─── Material supplied ───
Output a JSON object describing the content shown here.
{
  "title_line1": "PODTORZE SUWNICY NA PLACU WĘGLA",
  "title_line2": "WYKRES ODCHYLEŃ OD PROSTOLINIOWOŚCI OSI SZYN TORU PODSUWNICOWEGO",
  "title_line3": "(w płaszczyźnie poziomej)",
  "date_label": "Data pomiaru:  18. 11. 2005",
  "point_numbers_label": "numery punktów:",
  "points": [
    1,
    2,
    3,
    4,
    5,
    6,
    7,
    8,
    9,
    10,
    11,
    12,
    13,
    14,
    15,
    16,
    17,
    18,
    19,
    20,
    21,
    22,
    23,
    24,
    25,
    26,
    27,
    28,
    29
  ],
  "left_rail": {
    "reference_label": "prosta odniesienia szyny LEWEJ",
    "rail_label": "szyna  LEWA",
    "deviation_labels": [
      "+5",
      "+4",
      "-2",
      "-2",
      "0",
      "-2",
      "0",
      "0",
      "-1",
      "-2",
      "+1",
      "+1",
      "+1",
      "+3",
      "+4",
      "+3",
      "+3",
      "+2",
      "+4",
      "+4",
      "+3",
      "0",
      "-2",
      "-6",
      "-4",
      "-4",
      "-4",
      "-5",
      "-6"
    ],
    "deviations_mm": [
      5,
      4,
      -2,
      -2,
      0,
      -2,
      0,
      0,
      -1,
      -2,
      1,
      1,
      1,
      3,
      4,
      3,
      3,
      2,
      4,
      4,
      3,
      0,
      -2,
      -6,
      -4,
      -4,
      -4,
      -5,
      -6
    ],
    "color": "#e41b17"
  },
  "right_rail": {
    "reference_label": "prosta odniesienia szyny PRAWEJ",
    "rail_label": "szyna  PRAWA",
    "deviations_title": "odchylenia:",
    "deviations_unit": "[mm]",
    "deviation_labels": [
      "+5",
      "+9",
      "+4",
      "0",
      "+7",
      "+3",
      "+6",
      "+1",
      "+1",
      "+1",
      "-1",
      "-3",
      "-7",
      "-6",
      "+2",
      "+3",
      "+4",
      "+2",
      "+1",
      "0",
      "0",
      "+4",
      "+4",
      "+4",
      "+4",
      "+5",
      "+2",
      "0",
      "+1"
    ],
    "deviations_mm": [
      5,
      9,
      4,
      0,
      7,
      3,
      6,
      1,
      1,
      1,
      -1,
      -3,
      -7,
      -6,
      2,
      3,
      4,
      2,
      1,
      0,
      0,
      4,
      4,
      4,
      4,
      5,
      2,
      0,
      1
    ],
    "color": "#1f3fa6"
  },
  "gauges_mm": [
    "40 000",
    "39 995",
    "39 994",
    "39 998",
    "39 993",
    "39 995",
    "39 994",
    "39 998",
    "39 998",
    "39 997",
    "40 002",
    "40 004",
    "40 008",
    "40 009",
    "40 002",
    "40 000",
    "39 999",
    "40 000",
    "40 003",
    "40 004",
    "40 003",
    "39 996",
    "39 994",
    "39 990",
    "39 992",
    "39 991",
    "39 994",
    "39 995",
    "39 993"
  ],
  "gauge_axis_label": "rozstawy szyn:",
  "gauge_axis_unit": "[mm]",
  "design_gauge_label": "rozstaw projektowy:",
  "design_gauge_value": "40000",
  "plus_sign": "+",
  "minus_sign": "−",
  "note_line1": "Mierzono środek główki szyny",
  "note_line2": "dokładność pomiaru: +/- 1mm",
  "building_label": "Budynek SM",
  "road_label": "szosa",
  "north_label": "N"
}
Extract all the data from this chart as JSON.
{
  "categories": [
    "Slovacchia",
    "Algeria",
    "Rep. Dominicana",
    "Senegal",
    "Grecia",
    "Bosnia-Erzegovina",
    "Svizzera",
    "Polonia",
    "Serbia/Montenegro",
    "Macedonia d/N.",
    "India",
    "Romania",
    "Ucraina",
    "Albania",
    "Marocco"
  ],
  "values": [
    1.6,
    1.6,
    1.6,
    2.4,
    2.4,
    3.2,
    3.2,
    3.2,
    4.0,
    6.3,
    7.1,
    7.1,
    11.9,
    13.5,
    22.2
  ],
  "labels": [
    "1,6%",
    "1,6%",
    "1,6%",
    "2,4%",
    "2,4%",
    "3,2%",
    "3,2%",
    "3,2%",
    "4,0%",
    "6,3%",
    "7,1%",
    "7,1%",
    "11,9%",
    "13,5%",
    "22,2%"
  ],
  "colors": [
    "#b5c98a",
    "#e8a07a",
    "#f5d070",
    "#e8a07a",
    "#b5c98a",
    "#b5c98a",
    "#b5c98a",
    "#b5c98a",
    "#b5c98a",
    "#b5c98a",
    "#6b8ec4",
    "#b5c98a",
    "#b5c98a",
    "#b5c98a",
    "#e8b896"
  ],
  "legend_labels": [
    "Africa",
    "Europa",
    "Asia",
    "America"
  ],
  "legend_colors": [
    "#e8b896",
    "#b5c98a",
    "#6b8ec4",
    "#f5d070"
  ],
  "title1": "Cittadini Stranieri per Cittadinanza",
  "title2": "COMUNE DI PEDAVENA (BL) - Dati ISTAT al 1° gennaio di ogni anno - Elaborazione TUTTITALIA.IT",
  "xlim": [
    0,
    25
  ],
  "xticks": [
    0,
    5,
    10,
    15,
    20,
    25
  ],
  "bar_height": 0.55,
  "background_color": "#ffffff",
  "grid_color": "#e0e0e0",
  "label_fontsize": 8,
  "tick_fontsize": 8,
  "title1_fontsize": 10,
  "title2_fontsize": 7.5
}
───
Check each line of the records above for the word "JSON", then give the number of lines that have it, with no other words.

> Finished answer
2